### [Task requirements]
The records that follow are to be repeated exactly, with the pictures removed.

----- Records shown

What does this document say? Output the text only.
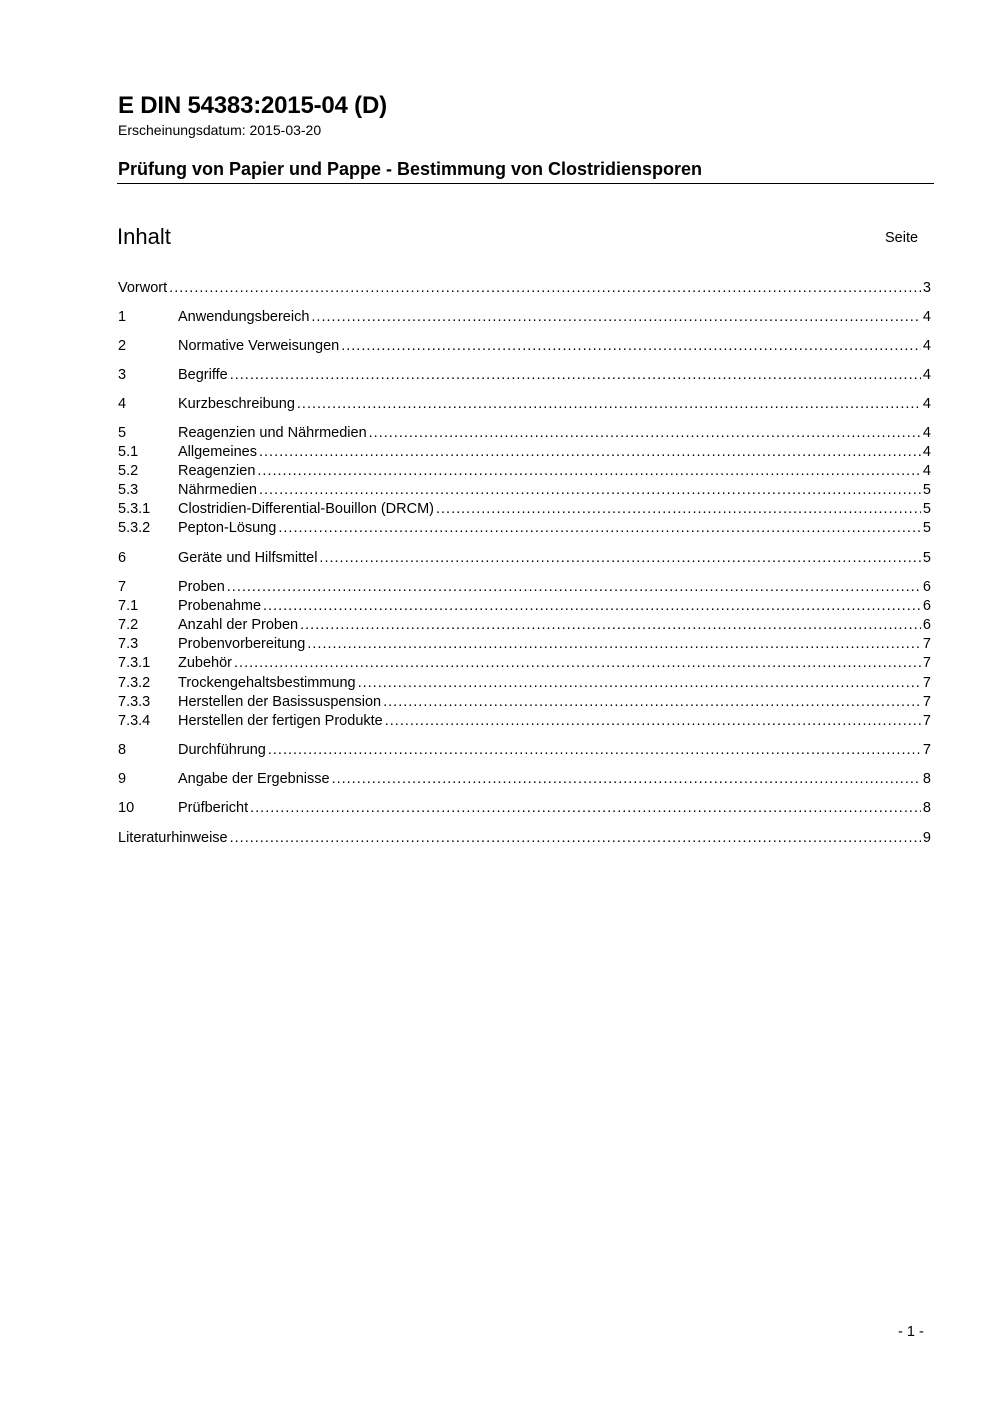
E DIN 54383:2015-04 (D)
Erscheinungsdatum: 2015-03-20
Prüfung von Papier und Pappe - Bestimmung von Clostridiensporen
Inhalt	Seite
Vorwort .....	3
1	Anwendungsbereich .....	4
2	Normative Verweisungen .....	4
3	Begriffe .....	4
4	Kurzbeschreibung .....	4
5	Reagenzien und Nährmedien .....	4
5.1	Allgemeines .....	4
5.2	Reagenzien .....	4
5.3	Nährmedien .....	5
5.3.1	Clostridien-Differential-Bouillon (DRCM) .....	5
5.3.2	Pepton-Lösung .....	5
6	Geräte und Hilfsmittel .....	5
7	Proben .....	6
7.1	Probenahme .....	6
7.2	Anzahl der Proben .....	6
7.3	Probenvorbereitung .....	7
7.3.1	Zubehör .....	7
7.3.2	Trockengehaltsbestimmung .....	7
7.3.3	Herstellen der Basissuspension .....	7
7.3.4	Herstellen der fertigen Produkte .....	7
8	Durchführung .....	7
9	Angabe der Ergebnisse .....	8
10	Prüfbericht .....	8
Literaturhinweise .....	9
- 1 -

----------

### [Task answer]
What does this document say? Output the text only.
E DIN 54383:2015-04 (D)
Erscheinungsdatum: 2015-03-20
Prüfung von Papier und Pappe - Bestimmung von Clostridiensporen
Inhalt	Seite
Vorwort .....	3
1	Anwendungsbereich .....	4
2	Normative Verweisungen .....	4
3	Begriffe .....	4
4	Kurzbeschreibung .....	4
5	Reagenzien und Nährmedien .....	4
5.1	Allgemeines .....	4
5.2	Reagenzien .....	4
5.3	Nährmedien .....	5
5.3.1	Clostridien-Differential-Bouillon (DRCM) .....	5
5.3.2	Pepton-Lösung .....	5
6	Geräte und Hilfsmittel .....	5
7	Proben .....	6
7.1	Probenahme .....	6
7.2	Anzahl der Proben .....	6
7.3	Probenvorbereitung .....	7
7.3.1	Zubehör .....	7
7.3.2	Trockengehaltsbestimmung .....	7
7.3.3	Herstellen der Basissuspension .....	7
7.3.4	Herstellen der fertigen Produkte .....	7
8	Durchführung .....	7
9	Angabe der Ergebnisse .....	8
10	Prüfbericht .....	8
Literaturhinweise .....	9
- 1 -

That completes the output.